■ Document passage ■
--- START ---

Mexico City, June 27th , 1982
Dear Mom and Dad,
This weekend, a group of 10 students, all Americans
(from the Big Ten mid-western universities attending summer school at
Universidad Ibero, Mexico City, Mexico), organized a trip to the Popocatepetl
volcano natural forest, located about 40 miles southeast of Mexico City. Popo,-as it is known- meaning “smoking
mountain” (17,887 feet) is one of two twin volcanoes, the other being
Iztaccihuatl(17,343 feet). Popo is the second highest peak in Mexico behind
Pico de Orizaba (18,405). It has “volcanic” status, major eruptions were in
1702, and the 1920's; other eruptions occurred in 1947, 1994 and 2000.
The first recorded date of ascent of the mountain was
in 1289, by the Tecuanipas tribe. The first Spanish ascent was an expedition
led by Diego de Ordaz in 1519. Emperor
Moctezuma sent ten warriors to climb the mountain and only two survived the
climb.
This was not a university trip, so we had to figure
out how to get there and not get ripped off by the Mexican bus and cab drivers.
So I paid 125 pesos (48 pesos to the dollar) to get to the Tapo bus station
from where we live on Cerso Chiquihuite and then 49 pesos for the bus to
Amecameca, and another 50 pesos from Amecameca to the hostel at the base of
Popo, (14,000 feet).
Amecameca is your classic small village with a great
old Spanish church on the square. There were burros in the street, horses,
cows, sheep, little kids staring at you from two feet away. Maybe we were the first gringos they ever
saw.
The ride up the volcano was fantastic, through
forests, cornfields and more small villages; a magnificent view from a very
good road. The hostel was gratifying
beyond expectation; very modern, with great hot showers, a restaurant and
windows all facing the snow capped crown of either Popo or Izta. We had bunks with blankets and sheets, and
played guitars with the Mexicans. We
arrived about 5 p.m. and went to sleep pretty early.
Everybody except me decided to wake at 2:30 in the
morning and go watch the sun rise from a place half way to the top of
Popo. As it turned out, they had a
pretty bad time of it, returned at 7:30 a.m. and went to sleep at which time I
got up, determined to make an assault on Popo by myself.
At 14,000 feet every step is an exertion and I was
forced to take baby steps. The final
climb, from 14,000 to 18,000 feet (17,887') is pretty much all on black
volcanic sand and walking is not very easy.
I made it up half way to a hut called Las Cruces (the
Crosses) where there are a bunch of graves of people who didn’t make it. There I met two Mexicans who gave me a ham
sandwich and some water. We decided to
go for it together, up to the crater but they quit pretty quickly and after
awhile they became little specks on the black sand behind me.
Now let me tell you, this was the hardest thing I have
ever done. From Las Cruces to the summit
is a steep incline through sticking sand and snow and remains of mud slides,
and the air thins out fast, making it impossible to go more that 5 yards at a
time without sitting down and resting. It was incredibly exhausting. I was dizzy and had a throbbing headache. My
muscles ached but I felt since I had made it that far, I could never forgive
myself for not going all the way. I will say that I was a bit scared, but I was
determined that no Popo was going to do me in!

--- END ---

■ Provided data ■

--- START ---

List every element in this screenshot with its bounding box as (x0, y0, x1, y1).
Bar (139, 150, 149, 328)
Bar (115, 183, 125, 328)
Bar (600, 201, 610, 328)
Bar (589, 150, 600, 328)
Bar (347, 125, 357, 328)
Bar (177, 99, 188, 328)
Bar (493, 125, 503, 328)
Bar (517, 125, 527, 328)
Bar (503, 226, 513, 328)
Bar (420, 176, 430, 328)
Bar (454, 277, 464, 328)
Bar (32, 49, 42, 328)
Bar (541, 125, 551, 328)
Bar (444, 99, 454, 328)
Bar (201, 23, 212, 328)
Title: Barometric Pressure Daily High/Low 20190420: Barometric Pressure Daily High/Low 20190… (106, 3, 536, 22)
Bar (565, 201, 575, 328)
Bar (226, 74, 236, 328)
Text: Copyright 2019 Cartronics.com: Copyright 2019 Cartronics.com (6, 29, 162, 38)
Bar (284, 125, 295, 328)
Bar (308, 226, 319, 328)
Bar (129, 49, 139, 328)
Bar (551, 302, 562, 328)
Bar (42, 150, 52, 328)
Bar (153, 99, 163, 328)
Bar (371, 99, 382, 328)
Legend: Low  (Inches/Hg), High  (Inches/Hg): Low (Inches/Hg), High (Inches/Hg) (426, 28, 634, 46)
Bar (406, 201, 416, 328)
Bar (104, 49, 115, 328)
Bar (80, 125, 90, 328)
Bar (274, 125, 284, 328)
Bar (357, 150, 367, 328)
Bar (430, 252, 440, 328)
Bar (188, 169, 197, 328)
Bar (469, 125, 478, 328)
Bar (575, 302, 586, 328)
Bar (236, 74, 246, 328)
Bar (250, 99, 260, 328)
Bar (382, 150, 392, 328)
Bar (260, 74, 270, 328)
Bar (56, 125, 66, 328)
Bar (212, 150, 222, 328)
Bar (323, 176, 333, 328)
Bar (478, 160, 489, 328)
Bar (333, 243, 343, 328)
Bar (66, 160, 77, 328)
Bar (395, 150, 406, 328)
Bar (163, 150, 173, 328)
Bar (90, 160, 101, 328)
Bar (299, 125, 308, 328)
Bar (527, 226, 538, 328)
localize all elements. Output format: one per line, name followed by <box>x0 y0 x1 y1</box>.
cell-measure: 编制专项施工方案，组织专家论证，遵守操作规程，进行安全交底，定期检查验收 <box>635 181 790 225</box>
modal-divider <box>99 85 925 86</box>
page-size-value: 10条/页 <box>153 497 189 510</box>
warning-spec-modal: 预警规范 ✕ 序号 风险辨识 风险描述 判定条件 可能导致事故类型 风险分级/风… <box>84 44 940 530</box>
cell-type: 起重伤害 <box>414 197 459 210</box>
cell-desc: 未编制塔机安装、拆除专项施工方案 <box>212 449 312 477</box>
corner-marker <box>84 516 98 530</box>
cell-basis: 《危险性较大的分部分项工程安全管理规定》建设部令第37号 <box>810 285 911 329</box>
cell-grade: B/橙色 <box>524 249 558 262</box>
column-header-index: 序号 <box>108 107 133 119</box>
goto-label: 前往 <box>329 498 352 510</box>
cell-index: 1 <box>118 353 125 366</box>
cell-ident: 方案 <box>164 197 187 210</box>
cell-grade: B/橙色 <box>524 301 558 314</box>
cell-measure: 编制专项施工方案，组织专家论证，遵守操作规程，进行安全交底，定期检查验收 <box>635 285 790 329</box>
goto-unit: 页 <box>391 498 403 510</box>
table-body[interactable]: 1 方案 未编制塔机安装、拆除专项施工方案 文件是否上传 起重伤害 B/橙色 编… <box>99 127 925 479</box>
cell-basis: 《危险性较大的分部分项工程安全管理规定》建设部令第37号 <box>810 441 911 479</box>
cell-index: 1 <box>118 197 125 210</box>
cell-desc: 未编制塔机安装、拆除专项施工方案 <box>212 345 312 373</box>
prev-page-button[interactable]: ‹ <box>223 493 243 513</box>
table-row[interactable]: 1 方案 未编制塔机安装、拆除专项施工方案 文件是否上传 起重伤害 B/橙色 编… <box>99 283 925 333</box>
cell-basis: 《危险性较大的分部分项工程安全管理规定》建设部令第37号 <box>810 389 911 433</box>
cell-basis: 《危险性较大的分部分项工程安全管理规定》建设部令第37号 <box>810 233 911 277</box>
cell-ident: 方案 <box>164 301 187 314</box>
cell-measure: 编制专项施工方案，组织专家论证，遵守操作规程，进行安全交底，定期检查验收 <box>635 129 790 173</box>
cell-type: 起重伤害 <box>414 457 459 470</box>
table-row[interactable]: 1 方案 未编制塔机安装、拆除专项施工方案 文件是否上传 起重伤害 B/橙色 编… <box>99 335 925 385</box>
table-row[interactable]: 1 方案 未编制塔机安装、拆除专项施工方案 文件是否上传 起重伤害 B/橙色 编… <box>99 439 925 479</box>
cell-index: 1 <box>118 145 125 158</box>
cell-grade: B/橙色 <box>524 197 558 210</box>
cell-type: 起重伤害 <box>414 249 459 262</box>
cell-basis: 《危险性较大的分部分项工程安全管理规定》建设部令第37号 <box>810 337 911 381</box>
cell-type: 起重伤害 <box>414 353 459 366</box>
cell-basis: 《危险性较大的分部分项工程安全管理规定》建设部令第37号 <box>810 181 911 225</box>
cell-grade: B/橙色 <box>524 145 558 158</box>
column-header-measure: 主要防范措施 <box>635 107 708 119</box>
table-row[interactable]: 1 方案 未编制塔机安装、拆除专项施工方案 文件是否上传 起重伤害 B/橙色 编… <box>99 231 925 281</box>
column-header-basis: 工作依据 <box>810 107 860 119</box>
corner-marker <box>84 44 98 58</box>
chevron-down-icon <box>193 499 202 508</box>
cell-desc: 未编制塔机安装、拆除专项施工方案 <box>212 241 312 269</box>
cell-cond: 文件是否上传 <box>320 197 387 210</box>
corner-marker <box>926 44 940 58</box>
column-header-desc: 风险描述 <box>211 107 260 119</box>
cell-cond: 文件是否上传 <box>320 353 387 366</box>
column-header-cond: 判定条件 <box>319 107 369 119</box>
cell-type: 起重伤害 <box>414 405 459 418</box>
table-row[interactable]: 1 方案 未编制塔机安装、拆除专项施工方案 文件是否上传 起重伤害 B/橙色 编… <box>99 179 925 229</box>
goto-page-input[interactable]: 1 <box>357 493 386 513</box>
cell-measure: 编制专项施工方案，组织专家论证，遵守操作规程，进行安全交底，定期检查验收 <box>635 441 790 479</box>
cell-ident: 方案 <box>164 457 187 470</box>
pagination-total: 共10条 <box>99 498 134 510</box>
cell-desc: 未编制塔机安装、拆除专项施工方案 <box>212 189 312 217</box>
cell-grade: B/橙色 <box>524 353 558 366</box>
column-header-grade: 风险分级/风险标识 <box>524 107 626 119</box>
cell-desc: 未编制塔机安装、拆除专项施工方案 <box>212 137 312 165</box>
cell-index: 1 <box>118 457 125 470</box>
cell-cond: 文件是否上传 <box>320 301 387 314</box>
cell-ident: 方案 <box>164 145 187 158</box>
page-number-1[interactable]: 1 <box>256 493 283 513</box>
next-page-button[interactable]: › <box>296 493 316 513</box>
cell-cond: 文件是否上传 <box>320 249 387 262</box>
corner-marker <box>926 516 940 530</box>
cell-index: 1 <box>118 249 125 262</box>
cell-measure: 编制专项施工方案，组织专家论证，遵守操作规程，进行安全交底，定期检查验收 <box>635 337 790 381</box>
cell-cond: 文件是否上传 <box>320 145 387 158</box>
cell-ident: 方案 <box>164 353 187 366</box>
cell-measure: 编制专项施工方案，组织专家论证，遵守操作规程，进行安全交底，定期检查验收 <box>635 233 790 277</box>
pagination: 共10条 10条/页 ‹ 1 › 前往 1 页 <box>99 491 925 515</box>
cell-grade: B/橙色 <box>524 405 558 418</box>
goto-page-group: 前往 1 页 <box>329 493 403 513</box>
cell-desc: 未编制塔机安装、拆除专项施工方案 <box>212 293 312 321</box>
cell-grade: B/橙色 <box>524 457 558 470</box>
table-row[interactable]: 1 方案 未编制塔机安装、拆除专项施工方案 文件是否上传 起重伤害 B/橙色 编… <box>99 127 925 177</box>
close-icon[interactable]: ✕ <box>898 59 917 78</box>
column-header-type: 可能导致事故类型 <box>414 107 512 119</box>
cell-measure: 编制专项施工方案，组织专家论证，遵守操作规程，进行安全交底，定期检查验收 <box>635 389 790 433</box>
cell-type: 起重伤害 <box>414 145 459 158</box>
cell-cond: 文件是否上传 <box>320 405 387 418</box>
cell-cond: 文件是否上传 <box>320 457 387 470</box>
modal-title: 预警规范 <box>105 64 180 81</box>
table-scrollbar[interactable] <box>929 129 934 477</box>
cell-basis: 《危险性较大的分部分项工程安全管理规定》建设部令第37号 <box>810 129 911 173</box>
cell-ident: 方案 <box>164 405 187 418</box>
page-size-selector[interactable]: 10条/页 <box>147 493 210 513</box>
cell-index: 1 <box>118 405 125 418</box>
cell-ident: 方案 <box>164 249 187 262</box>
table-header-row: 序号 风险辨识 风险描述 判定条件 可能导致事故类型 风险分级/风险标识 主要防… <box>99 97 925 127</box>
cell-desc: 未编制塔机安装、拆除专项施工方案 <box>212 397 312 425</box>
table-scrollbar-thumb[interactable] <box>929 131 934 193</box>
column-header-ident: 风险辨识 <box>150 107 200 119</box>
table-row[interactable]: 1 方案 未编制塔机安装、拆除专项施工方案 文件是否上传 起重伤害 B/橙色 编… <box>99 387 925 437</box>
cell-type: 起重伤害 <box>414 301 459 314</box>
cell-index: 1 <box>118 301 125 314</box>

--- END ---

Continue the letter about climbing Popocatepetl, starting right after its last sentence.

■ Answer ■
Page
2
At
the top, the last 300 yards was total agony; it was the steepest part of the
climb and I was more tired
than
ever but I finally made it to the rim of the crater. It was a big crater and I
didn’t expect there to be any action inside, but down in the crater were bubbling
pools of lava and sulfur gas clouds were stinking up the whole place. It was truly awesome, like hell in a
hole. I expected just a dead crater and
was definitely freaked out to see all those pools of yellow muck and gas clouds
and plumes coming out of the sides and the bottom of the crater.
Not
ever having been to 18,000 feet on solid earth, I found the views spectacular
and the vistas endless. I was above all the clouds, like in an airplane. I
could see the top of Ixta rising out of the cloud The whole scene had a kind of dreamlike quality. In time, I began to wonder how I could find
the energy to get back down, not wanting to be caught in an evening snowstorm
that seemed to be brewing. I walked all
around the crater, taking everything in, conscious of the primeval forces of
the earth. Finally I got to a place that
looked good for a rapid descent through the sand. I drank in the view, gazed for one last time
into the crater and started down. This
was really fun. Four thousand feet of downhill frolic in the sand! The same steep slopes I had just struggled
up, I was now with little or no effort gliding down and down, jumping like a
kangaroo or zigzagging back and forth, sliding, falling onto my butt in a big
skid, and kind of whimsically thinking about Tarzan outrunning the lava flow
with Jane in his arms or more realistically how fast I could run if the boiling
volcano decided to throw up.
When
I got down to about 16,000 feet, I met the Mexicans again, sitting in the
sand. With my relatively primitive
Spanish, I told them all about the crater and the view; they seemed to be
inspired and decided to go for it again.
I hope they made it, because it snowed really hard that night and they
just had one sleeping bag.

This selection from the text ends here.